• [What is being asked]: Read through the entries below and return each line with the word "SYSTEM".

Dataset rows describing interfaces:
......
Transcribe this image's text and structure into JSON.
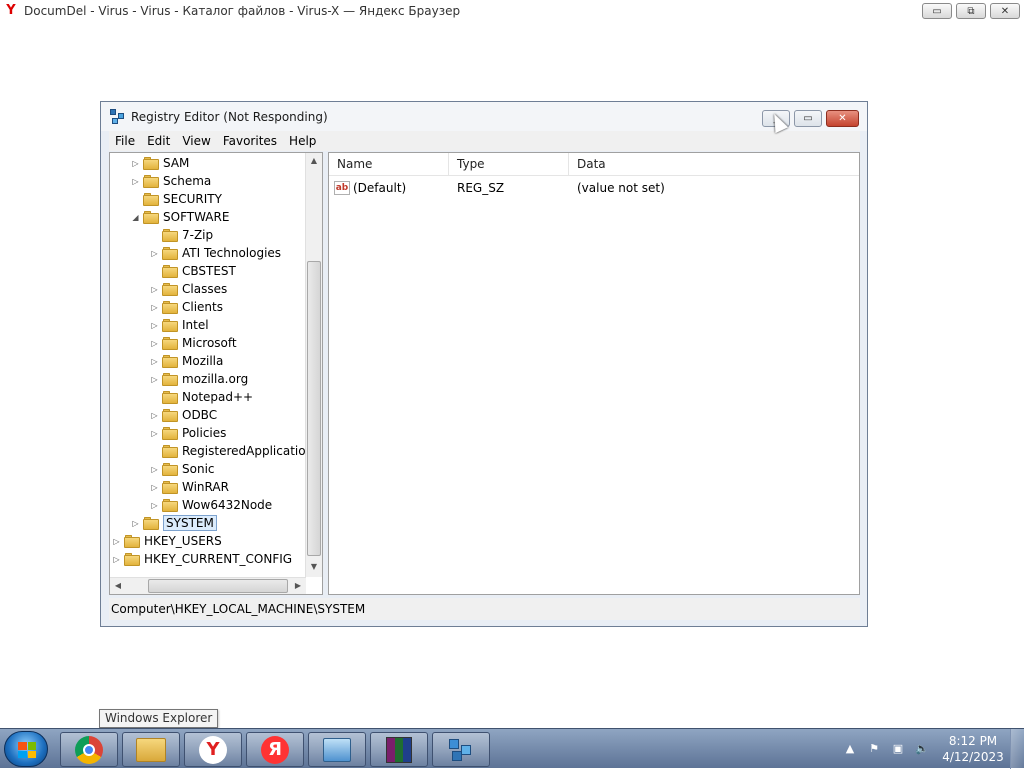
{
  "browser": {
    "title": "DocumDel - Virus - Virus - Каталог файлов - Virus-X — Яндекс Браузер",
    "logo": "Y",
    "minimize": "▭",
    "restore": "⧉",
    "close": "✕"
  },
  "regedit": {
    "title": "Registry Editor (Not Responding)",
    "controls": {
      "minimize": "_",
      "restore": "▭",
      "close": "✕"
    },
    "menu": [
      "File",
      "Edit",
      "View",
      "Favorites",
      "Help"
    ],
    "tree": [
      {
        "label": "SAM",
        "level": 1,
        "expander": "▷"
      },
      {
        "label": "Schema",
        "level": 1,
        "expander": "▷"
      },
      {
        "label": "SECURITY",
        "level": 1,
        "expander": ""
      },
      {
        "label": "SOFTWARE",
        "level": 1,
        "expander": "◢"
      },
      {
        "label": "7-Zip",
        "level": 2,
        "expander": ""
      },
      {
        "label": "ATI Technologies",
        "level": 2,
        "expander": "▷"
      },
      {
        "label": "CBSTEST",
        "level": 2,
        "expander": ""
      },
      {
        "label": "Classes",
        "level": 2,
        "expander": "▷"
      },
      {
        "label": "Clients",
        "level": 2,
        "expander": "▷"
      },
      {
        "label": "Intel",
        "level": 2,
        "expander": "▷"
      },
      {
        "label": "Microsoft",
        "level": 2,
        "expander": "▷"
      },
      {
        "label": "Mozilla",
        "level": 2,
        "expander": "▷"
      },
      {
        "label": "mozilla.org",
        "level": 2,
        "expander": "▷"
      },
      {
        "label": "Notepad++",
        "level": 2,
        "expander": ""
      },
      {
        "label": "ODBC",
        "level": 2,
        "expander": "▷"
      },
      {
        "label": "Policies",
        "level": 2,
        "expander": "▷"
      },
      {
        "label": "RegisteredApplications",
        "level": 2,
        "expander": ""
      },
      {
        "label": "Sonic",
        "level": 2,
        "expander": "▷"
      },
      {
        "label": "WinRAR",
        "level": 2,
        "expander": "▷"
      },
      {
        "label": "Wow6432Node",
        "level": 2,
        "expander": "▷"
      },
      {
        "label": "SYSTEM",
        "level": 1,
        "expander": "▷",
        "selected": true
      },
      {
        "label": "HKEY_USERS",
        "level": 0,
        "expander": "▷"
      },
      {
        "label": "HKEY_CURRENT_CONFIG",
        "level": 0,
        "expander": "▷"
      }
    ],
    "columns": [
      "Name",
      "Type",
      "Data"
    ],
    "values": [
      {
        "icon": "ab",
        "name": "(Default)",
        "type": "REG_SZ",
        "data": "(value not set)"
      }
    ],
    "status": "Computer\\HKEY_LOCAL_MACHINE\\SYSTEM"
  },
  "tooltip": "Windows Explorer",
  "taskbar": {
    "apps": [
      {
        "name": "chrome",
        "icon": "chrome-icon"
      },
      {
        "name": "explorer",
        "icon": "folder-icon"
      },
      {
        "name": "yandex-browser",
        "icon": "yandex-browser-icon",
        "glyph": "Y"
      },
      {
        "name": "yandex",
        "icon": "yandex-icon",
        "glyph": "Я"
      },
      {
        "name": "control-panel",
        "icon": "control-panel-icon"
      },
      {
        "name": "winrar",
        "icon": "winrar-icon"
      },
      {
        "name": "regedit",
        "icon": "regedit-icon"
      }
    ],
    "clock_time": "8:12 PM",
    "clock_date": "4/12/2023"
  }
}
......
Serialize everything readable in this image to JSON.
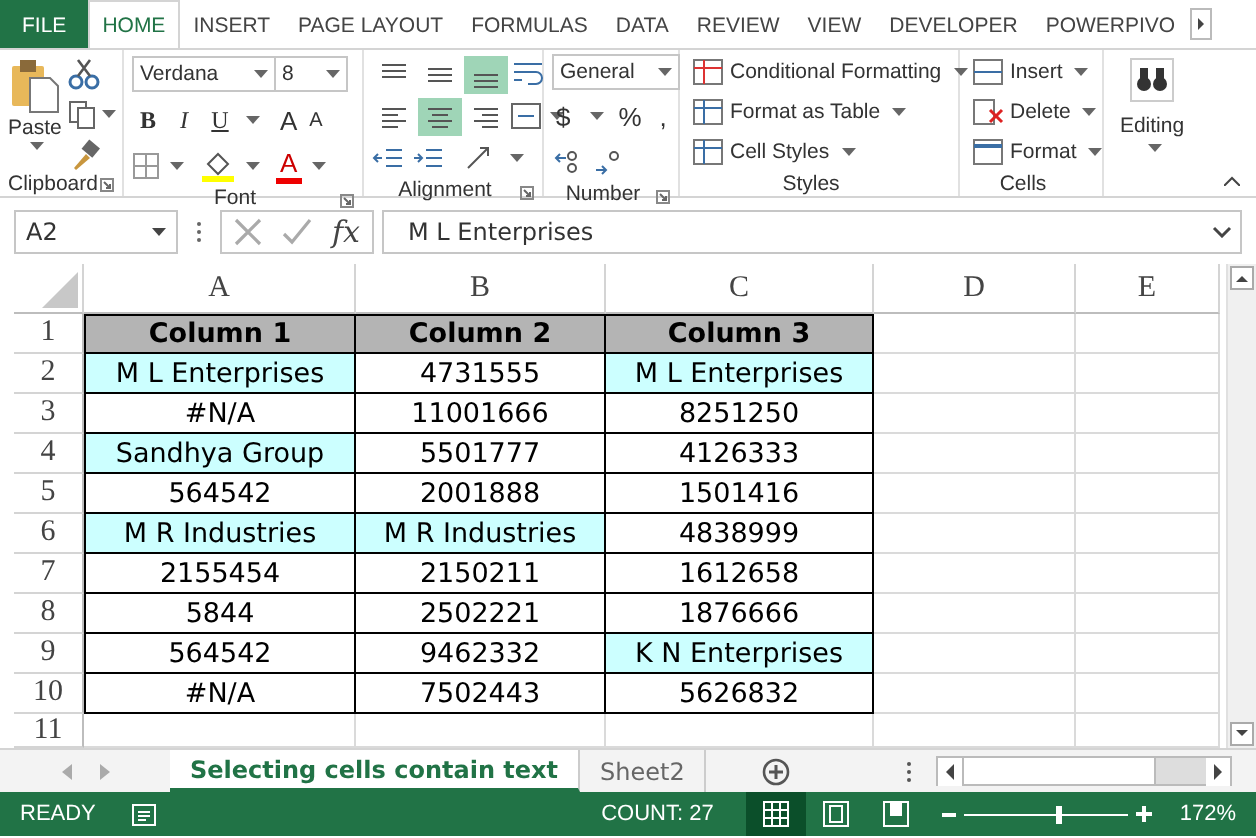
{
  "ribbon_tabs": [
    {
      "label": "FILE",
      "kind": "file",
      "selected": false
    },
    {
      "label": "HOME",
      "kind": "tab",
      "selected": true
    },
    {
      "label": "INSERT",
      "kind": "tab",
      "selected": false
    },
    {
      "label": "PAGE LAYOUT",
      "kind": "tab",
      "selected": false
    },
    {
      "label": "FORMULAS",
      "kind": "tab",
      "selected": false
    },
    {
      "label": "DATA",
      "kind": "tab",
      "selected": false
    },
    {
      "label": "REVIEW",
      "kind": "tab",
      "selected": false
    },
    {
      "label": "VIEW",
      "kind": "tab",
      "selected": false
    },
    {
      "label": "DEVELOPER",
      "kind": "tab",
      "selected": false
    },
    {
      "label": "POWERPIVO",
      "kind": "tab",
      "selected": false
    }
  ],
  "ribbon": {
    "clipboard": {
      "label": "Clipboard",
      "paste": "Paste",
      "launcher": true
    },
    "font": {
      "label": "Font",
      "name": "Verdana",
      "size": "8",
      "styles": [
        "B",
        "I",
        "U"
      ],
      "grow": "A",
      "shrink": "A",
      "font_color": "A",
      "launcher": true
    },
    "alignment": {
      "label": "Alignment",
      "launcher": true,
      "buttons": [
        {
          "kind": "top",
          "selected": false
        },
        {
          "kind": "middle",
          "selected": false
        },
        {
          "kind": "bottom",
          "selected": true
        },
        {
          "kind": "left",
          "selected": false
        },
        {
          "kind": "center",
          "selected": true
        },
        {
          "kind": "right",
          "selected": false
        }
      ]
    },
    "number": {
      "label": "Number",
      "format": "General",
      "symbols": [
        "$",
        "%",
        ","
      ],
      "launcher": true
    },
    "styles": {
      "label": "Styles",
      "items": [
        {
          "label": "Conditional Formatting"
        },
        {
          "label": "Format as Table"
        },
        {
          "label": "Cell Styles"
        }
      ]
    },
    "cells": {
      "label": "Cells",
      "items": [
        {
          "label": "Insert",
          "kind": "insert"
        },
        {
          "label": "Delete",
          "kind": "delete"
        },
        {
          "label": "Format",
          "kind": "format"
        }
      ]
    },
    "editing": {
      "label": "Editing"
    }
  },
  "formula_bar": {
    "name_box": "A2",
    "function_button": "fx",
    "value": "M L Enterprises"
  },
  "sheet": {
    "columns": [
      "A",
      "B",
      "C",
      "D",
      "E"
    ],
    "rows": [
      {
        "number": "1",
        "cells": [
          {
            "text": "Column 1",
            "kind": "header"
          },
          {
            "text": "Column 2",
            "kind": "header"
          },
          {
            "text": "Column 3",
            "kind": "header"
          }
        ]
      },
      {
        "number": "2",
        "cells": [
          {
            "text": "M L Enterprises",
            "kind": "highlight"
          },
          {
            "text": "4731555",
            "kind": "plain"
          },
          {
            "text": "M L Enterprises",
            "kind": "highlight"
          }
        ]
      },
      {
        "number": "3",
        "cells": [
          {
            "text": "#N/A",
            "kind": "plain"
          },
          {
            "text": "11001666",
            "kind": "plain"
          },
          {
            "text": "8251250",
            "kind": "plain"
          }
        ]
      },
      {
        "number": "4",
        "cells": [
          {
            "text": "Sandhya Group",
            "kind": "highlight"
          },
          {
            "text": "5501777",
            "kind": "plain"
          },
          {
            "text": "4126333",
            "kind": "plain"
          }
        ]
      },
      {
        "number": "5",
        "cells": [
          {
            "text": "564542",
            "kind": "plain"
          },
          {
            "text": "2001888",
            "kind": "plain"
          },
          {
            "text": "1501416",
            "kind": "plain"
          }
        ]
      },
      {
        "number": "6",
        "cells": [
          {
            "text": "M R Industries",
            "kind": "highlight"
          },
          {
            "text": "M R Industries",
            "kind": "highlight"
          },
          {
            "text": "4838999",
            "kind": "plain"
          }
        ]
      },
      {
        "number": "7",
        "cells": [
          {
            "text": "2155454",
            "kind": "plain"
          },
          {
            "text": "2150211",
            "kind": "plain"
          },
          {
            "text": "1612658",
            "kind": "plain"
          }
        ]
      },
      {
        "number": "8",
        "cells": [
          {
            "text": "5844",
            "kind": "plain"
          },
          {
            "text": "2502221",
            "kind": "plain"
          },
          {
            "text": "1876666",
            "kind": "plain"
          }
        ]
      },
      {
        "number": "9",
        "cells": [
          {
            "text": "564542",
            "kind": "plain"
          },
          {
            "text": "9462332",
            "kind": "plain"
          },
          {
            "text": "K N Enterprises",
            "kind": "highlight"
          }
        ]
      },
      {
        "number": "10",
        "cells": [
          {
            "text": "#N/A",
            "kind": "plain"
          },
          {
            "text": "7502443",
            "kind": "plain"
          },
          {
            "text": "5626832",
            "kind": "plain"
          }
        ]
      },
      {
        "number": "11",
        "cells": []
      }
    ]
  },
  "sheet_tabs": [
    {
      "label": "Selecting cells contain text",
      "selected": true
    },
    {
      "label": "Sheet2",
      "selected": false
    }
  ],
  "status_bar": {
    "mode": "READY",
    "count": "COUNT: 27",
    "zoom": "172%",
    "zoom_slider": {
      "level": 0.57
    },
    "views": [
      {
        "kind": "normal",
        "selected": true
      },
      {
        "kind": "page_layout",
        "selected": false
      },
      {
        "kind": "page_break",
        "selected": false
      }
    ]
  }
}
......
• [Exercise result]:
        "label": "SYSTEM",
    "status": "Computer\\HKEY_LOCAL_MACHINE\\SYSTEM"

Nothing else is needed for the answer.